◆ WHAT IS ASKED ◆
Could you reproduce, character for character, the material from its first line through the line containing "page-number: 51: [14, 1052, 40, 1080]", including both of those lines?

[Excerpts from a layout annotation set]

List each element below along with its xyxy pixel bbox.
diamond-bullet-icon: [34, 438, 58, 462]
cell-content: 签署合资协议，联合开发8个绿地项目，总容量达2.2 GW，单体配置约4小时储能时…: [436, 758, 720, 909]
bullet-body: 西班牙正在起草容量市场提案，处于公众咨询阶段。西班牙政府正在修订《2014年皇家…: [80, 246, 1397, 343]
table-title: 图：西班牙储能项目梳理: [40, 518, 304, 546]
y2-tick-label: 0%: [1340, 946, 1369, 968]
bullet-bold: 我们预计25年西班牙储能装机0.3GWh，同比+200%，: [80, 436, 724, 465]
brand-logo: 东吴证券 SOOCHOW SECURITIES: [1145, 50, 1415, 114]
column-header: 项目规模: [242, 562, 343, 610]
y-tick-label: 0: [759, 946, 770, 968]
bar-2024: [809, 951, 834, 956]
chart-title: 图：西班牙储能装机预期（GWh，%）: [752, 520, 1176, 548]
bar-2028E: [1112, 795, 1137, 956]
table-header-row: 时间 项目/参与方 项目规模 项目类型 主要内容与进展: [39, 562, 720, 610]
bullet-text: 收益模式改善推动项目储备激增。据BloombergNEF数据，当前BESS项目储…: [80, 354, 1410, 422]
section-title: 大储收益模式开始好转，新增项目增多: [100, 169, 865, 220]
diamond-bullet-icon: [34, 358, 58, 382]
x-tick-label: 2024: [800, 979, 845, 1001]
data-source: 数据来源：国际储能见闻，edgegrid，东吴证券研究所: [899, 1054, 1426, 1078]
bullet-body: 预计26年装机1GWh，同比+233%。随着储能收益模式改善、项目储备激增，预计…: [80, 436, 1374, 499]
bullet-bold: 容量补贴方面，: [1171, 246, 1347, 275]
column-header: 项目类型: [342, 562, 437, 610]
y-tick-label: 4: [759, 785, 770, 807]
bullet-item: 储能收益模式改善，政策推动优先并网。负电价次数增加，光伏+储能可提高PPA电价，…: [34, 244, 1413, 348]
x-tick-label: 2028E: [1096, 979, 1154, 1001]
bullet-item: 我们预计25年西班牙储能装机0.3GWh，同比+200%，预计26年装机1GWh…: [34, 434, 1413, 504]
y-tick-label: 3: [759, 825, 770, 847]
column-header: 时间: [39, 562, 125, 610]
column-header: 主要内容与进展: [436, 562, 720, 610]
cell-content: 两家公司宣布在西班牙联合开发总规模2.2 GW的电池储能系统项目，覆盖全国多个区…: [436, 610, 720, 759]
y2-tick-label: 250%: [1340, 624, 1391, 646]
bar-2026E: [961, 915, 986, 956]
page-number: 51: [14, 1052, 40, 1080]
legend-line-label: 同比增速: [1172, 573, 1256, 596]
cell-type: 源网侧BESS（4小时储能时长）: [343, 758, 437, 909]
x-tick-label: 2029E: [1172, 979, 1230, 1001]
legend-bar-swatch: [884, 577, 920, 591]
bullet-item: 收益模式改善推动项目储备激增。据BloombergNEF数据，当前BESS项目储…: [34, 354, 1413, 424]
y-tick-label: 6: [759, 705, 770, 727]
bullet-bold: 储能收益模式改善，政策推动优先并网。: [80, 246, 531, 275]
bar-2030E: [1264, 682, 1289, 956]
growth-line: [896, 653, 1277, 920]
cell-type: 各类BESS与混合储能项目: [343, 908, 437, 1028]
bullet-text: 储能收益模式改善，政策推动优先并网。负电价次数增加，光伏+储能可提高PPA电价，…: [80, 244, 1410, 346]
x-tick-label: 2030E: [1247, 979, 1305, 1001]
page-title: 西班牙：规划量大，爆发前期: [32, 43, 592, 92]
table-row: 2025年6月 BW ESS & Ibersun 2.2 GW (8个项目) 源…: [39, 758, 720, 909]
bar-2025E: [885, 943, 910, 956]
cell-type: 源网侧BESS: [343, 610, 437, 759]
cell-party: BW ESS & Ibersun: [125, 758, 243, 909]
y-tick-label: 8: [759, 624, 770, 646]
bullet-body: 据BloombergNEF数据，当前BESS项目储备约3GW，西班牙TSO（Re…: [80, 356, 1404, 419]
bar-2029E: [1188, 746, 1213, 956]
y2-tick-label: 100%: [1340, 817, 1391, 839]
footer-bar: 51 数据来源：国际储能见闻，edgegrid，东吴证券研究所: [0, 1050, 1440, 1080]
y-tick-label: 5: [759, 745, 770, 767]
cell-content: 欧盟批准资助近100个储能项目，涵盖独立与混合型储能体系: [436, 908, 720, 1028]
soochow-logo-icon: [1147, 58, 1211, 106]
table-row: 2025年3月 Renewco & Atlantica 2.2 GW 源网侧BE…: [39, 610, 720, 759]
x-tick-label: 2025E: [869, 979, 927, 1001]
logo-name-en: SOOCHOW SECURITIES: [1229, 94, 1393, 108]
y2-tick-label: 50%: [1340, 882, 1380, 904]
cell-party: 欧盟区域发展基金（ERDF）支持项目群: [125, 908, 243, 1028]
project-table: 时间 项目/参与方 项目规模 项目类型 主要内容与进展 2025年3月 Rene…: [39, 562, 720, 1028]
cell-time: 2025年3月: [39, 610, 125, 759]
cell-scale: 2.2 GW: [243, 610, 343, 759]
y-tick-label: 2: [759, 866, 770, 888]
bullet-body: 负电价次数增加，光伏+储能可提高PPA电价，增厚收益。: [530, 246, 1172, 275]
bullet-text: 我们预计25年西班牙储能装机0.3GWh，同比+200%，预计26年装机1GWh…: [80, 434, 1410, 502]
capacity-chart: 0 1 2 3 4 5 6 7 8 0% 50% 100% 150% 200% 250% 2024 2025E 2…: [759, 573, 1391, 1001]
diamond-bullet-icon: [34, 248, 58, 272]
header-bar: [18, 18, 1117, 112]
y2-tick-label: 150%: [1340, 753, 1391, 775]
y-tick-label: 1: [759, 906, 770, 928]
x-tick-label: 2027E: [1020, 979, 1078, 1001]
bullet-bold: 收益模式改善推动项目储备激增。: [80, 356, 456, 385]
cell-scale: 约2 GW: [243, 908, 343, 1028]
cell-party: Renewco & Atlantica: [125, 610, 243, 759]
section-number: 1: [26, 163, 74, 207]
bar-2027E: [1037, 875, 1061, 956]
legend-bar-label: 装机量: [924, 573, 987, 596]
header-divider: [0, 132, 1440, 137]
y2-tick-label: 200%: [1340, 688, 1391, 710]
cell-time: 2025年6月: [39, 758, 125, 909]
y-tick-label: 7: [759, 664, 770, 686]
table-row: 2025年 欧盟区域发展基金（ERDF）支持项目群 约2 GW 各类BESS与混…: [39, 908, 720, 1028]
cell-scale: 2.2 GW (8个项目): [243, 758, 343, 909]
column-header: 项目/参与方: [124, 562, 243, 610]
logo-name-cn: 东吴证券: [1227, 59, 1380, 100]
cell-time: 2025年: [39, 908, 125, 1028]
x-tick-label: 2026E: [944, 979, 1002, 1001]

◆ EXERCISE ANSWER ◆
List each element below along with its xyxy pixel bbox.
diamond-bullet-icon: [34, 438, 58, 462]
cell-content: 签署合资协议，联合开发8个绿地项目，总容量达2.2 GW，单体配置约4小时储能时…: [436, 758, 720, 909]
bullet-body: 西班牙正在起草容量市场提案，处于公众咨询阶段。西班牙政府正在修订《2014年皇家…: [80, 246, 1397, 343]
table-title: 图：西班牙储能项目梳理: [40, 518, 304, 546]
y2-tick-label: 0%: [1340, 946, 1369, 968]
bullet-bold: 我们预计25年西班牙储能装机0.3GWh，同比+200%，: [80, 436, 724, 465]
brand-logo: 东吴证券 SOOCHOW SECURITIES: [1145, 50, 1415, 114]
column-header: 项目规模: [242, 562, 343, 610]
y-tick-label: 0: [759, 946, 770, 968]
bar-2024: [809, 951, 834, 956]
chart-title: 图：西班牙储能装机预期（GWh，%）: [752, 520, 1176, 548]
bar-2028E: [1112, 795, 1137, 956]
table-header-row: 时间 项目/参与方 项目规模 项目类型 主要内容与进展: [39, 562, 720, 610]
bullet-text: 收益模式改善推动项目储备激增。据BloombergNEF数据，当前BESS项目储…: [80, 354, 1410, 422]
section-title: 大储收益模式开始好转，新增项目增多: [100, 169, 865, 220]
diamond-bullet-icon: [34, 358, 58, 382]
x-tick-label: 2024: [800, 979, 845, 1001]
data-source: 数据来源：国际储能见闻，edgegrid，东吴证券研究所: [899, 1054, 1426, 1078]
bullet-body: 预计26年装机1GWh，同比+233%。随着储能收益模式改善、项目储备激增，预计…: [80, 436, 1374, 499]
bullet-bold: 容量补贴方面，: [1171, 246, 1347, 275]
column-header: 项目类型: [342, 562, 437, 610]
y-tick-label: 4: [759, 785, 770, 807]
bullet-item: 储能收益模式改善，政策推动优先并网。负电价次数增加，光伏+储能可提高PPA电价，…: [34, 244, 1413, 348]
x-tick-label: 2028E: [1096, 979, 1154, 1001]
bullet-item: 我们预计25年西班牙储能装机0.3GWh，同比+200%，预计26年装机1GWh…: [34, 434, 1413, 504]
y-tick-label: 3: [759, 825, 770, 847]
column-header: 时间: [39, 562, 125, 610]
column-header: 主要内容与进展: [436, 562, 720, 610]
cell-content: 两家公司宣布在西班牙联合开发总规模2.2 GW的电池储能系统项目，覆盖全国多个区…: [436, 610, 720, 759]
y2-tick-label: 250%: [1340, 624, 1391, 646]
bar-2026E: [961, 915, 986, 956]
page-number: 51: [14, 1052, 40, 1080]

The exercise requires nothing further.